AIM OF THE TASK: Find the lines that hold the word "JSON" and return them.
▬▬▬
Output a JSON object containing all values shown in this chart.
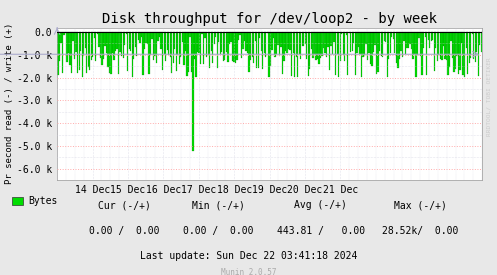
{
  "title": "Disk throughput for /dev/loop2 - by week",
  "ylabel": "Pr second read (-) / write (+)",
  "xlim_start": 1733788800,
  "xlim_end": 1734825600,
  "ylim": [
    -6500,
    200
  ],
  "yticks": [
    0,
    -1000,
    -2000,
    -3000,
    -4000,
    -5000,
    -6000
  ],
  "ytick_labels": [
    "0.0",
    "-1.0 k",
    "-2.0 k",
    "-3.0 k",
    "-4.0 k",
    "-5.0 k",
    "-6.0 k"
  ],
  "xtick_dates": [
    {
      "label": "14 Dec",
      "ts": 1733875200
    },
    {
      "label": "15 Dec",
      "ts": 1733961600
    },
    {
      "label": "16 Dec",
      "ts": 1734048000
    },
    {
      "label": "17 Dec",
      "ts": 1734134400
    },
    {
      "label": "18 Dec",
      "ts": 1734220800
    },
    {
      "label": "19 Dec",
      "ts": 1734307200
    },
    {
      "label": "20 Dec",
      "ts": 1734393600
    },
    {
      "label": "21 Dec",
      "ts": 1734480000
    }
  ],
  "bar_color": "#00dd00",
  "bar_edge_color": "#007700",
  "background_color": "#e8e8e8",
  "plot_bg_color": "#ffffff",
  "grid_color_major": "#ffaaaa",
  "grid_color_minor": "#ccccdd",
  "spike_x": 1734120000,
  "spike_y": -5200,
  "n_bars": 280,
  "legend_label": "Bytes",
  "cur_minus": "0.00",
  "cur_plus": "0.00",
  "min_minus": "0.00",
  "min_plus": "0.00",
  "avg_minus": "443.81",
  "avg_plus": "0.00",
  "max_minus": "28.52k",
  "max_plus": "0.00",
  "last_update": "Last update: Sun Dec 22 03:41:18 2024",
  "munin_version": "Munin 2.0.57",
  "rrdtool_label": "RRDTOOL/ TOBI OETIKER",
  "title_fontsize": 10,
  "axis_fontsize": 7,
  "watermark_fontsize": 5
}
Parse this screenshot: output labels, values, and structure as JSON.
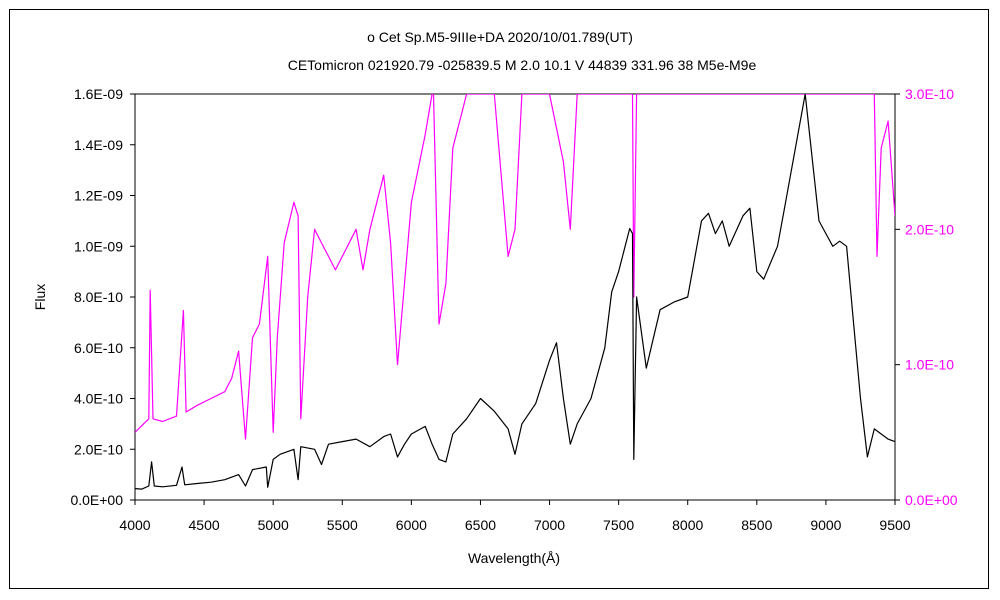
{
  "chart_data": {
    "type": "line",
    "title": "ο Cet    Sp.M5-9IIIe+DA    2020/10/01.789(UT)",
    "subtitle": "CETomicron 021920.79 -025839.5 M 2.0 10.1  V 44839 331.96 38 M5e-M9e",
    "xlabel": "Wavelength(Å)",
    "ylabel": "Flux",
    "xlim": [
      4000,
      9500
    ],
    "ylim": [
      0,
      1.6e-09
    ],
    "y2lim": [
      0,
      3e-10
    ],
    "grid": false,
    "x_ticks": [
      "4000",
      "4500",
      "5000",
      "5500",
      "6000",
      "6500",
      "7000",
      "7500",
      "8000",
      "8500",
      "9000",
      "9500"
    ],
    "y_ticks": [
      "0.0E+00",
      "2.0E-10",
      "4.0E-10",
      "6.0E-10",
      "8.0E-10",
      "1.0E-09",
      "1.2E-09",
      "1.4E-09",
      "1.6E-09"
    ],
    "y2_ticks": [
      "0.0E+00",
      "1.0E-10",
      "2.0E-10",
      "3.0E-10"
    ],
    "colors": {
      "primary": "#000000",
      "secondary": "#ff00ff"
    },
    "series": [
      {
        "axis": "left",
        "color": "#000000",
        "points": [
          [
            4000,
            4.5e-11
          ],
          [
            4050,
            4.3e-11
          ],
          [
            4100,
            5.5e-11
          ],
          [
            4120,
            1.5e-10
          ],
          [
            4140,
            5.5e-11
          ],
          [
            4200,
            5.2e-11
          ],
          [
            4300,
            5.8e-11
          ],
          [
            4340,
            1.3e-10
          ],
          [
            4360,
            6e-11
          ],
          [
            4450,
            6.5e-11
          ],
          [
            4550,
            7e-11
          ],
          [
            4650,
            8e-11
          ],
          [
            4750,
            1e-10
          ],
          [
            4800,
            5.5e-11
          ],
          [
            4850,
            1.2e-10
          ],
          [
            4950,
            1.3e-10
          ],
          [
            4960,
            5e-11
          ],
          [
            5000,
            1.6e-10
          ],
          [
            5050,
            1.8e-10
          ],
          [
            5100,
            1.9e-10
          ],
          [
            5150,
            2e-10
          ],
          [
            5180,
            8e-11
          ],
          [
            5200,
            2.1e-10
          ],
          [
            5300,
            2e-10
          ],
          [
            5350,
            1.4e-10
          ],
          [
            5400,
            2.2e-10
          ],
          [
            5500,
            2.3e-10
          ],
          [
            5600,
            2.4e-10
          ],
          [
            5700,
            2.1e-10
          ],
          [
            5800,
            2.5e-10
          ],
          [
            5850,
            2.6e-10
          ],
          [
            5900,
            1.7e-10
          ],
          [
            5950,
            2.2e-10
          ],
          [
            6000,
            2.6e-10
          ],
          [
            6100,
            2.9e-10
          ],
          [
            6150,
            2.2e-10
          ],
          [
            6200,
            1.6e-10
          ],
          [
            6250,
            1.5e-10
          ],
          [
            6300,
            2.6e-10
          ],
          [
            6400,
            3.2e-10
          ],
          [
            6500,
            4e-10
          ],
          [
            6600,
            3.5e-10
          ],
          [
            6700,
            2.8e-10
          ],
          [
            6750,
            1.8e-10
          ],
          [
            6800,
            3e-10
          ],
          [
            6900,
            3.8e-10
          ],
          [
            7000,
            5.5e-10
          ],
          [
            7050,
            6.2e-10
          ],
          [
            7100,
            4e-10
          ],
          [
            7150,
            2.2e-10
          ],
          [
            7200,
            3e-10
          ],
          [
            7300,
            4e-10
          ],
          [
            7400,
            6e-10
          ],
          [
            7450,
            8.2e-10
          ],
          [
            7500,
            9e-10
          ],
          [
            7580,
            1.07e-09
          ],
          [
            7600,
            1.05e-09
          ],
          [
            7610,
            1.6e-10
          ],
          [
            7630,
            8e-10
          ],
          [
            7700,
            5.2e-10
          ],
          [
            7800,
            7.5e-10
          ],
          [
            7900,
            7.8e-10
          ],
          [
            8000,
            8e-10
          ],
          [
            8100,
            1.1e-09
          ],
          [
            8150,
            1.13e-09
          ],
          [
            8200,
            1.05e-09
          ],
          [
            8250,
            1.1e-09
          ],
          [
            8300,
            1e-09
          ],
          [
            8400,
            1.12e-09
          ],
          [
            8450,
            1.15e-09
          ],
          [
            8500,
            9e-10
          ],
          [
            8550,
            8.7e-10
          ],
          [
            8650,
            1e-09
          ],
          [
            8700,
            1.15e-09
          ],
          [
            8800,
            1.45e-09
          ],
          [
            8850,
            1.6e-09
          ],
          [
            8900,
            1.35e-09
          ],
          [
            8950,
            1.1e-09
          ],
          [
            9000,
            1.05e-09
          ],
          [
            9050,
            1e-09
          ],
          [
            9100,
            1.02e-09
          ],
          [
            9150,
            1e-09
          ],
          [
            9200,
            7e-10
          ],
          [
            9250,
            4e-10
          ],
          [
            9300,
            1.7e-10
          ],
          [
            9350,
            2.8e-10
          ],
          [
            9400,
            2.6e-10
          ],
          [
            9450,
            2.4e-10
          ],
          [
            9500,
            2.3e-10
          ]
        ]
      },
      {
        "axis": "right",
        "color": "#ff00ff",
        "points": [
          [
            4000,
            5e-11
          ],
          [
            4050,
            5.5e-11
          ],
          [
            4100,
            6e-11
          ],
          [
            4110,
            1.55e-10
          ],
          [
            4130,
            6e-11
          ],
          [
            4200,
            5.8e-11
          ],
          [
            4300,
            6.2e-11
          ],
          [
            4350,
            1.4e-10
          ],
          [
            4370,
            6.5e-11
          ],
          [
            4450,
            7e-11
          ],
          [
            4550,
            7.5e-11
          ],
          [
            4650,
            8e-11
          ],
          [
            4700,
            9e-11
          ],
          [
            4750,
            1.1e-10
          ],
          [
            4800,
            4.5e-11
          ],
          [
            4850,
            1.2e-10
          ],
          [
            4900,
            1.3e-10
          ],
          [
            4960,
            1.8e-10
          ],
          [
            5000,
            5e-11
          ],
          [
            5030,
            1.2e-10
          ],
          [
            5080,
            1.9e-10
          ],
          [
            5150,
            2.2e-10
          ],
          [
            5180,
            2.1e-10
          ],
          [
            5200,
            6e-11
          ],
          [
            5250,
            1.5e-10
          ],
          [
            5300,
            2e-10
          ],
          [
            5350,
            1.9e-10
          ],
          [
            5400,
            1.8e-10
          ],
          [
            5450,
            1.7e-10
          ],
          [
            5500,
            1.8e-10
          ],
          [
            5600,
            2e-10
          ],
          [
            5650,
            1.7e-10
          ],
          [
            5700,
            2e-10
          ],
          [
            5750,
            2.2e-10
          ],
          [
            5800,
            2.4e-10
          ],
          [
            5850,
            1.9e-10
          ],
          [
            5900,
            1e-10
          ],
          [
            5950,
            1.6e-10
          ],
          [
            6000,
            2.2e-10
          ],
          [
            6100,
            2.7e-10
          ],
          [
            6150,
            3e-10
          ],
          [
            6160,
            3e-10
          ],
          [
            6200,
            1.3e-10
          ],
          [
            6250,
            1.6e-10
          ],
          [
            6300,
            2.6e-10
          ],
          [
            6350,
            2.8e-10
          ],
          [
            6400,
            3e-10
          ],
          [
            6600,
            3e-10
          ],
          [
            6700,
            1.8e-10
          ],
          [
            6750,
            2e-10
          ],
          [
            6800,
            3e-10
          ],
          [
            7000,
            3e-10
          ],
          [
            7100,
            2.5e-10
          ],
          [
            7150,
            2e-10
          ],
          [
            7200,
            3e-10
          ],
          [
            7600,
            3e-10
          ],
          [
            7610,
            1.5e-10
          ],
          [
            7630,
            3e-10
          ],
          [
            9350,
            3e-10
          ],
          [
            9370,
            1.8e-10
          ],
          [
            9400,
            2.6e-10
          ],
          [
            9450,
            2.8e-10
          ],
          [
            9500,
            2.1e-10
          ]
        ]
      }
    ]
  }
}
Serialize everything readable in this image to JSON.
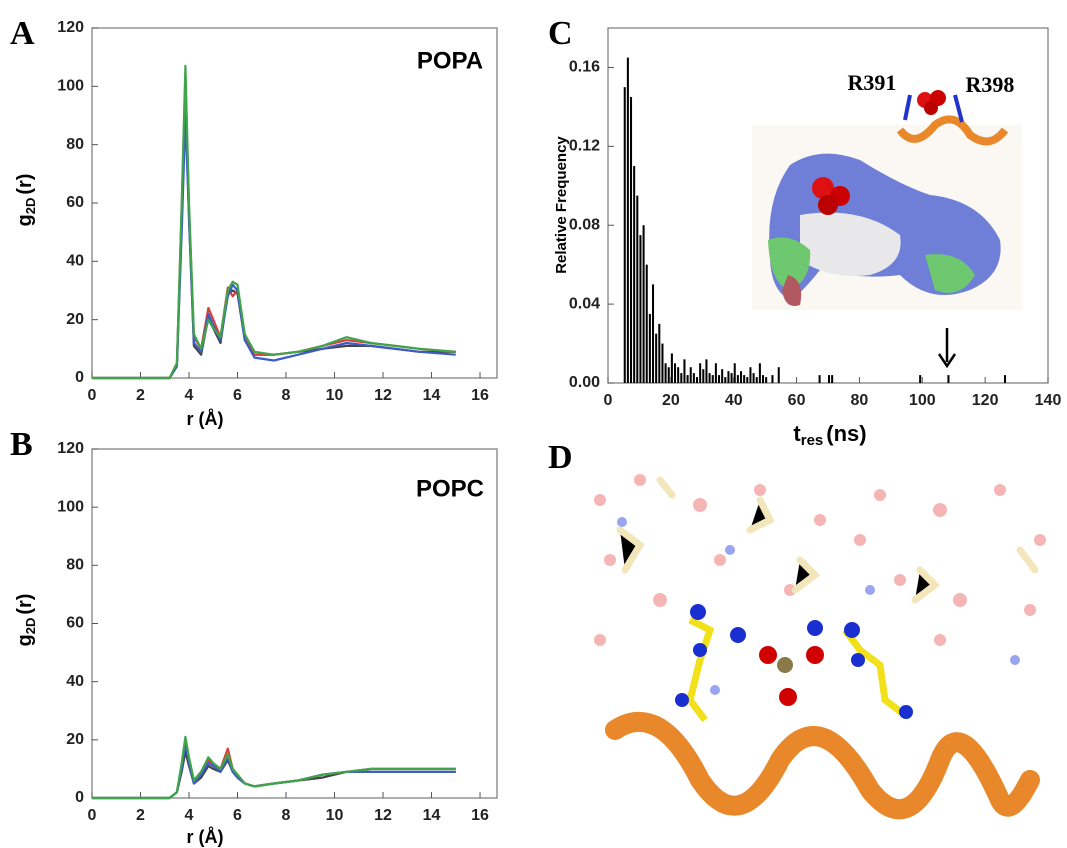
▬▬▬
RESPONSE:
Output a JSON object containing all values shown in this chart.
Parse this screenshot: output labels, values, and structure as JSON.
Serialize everything readable in this image to JSON.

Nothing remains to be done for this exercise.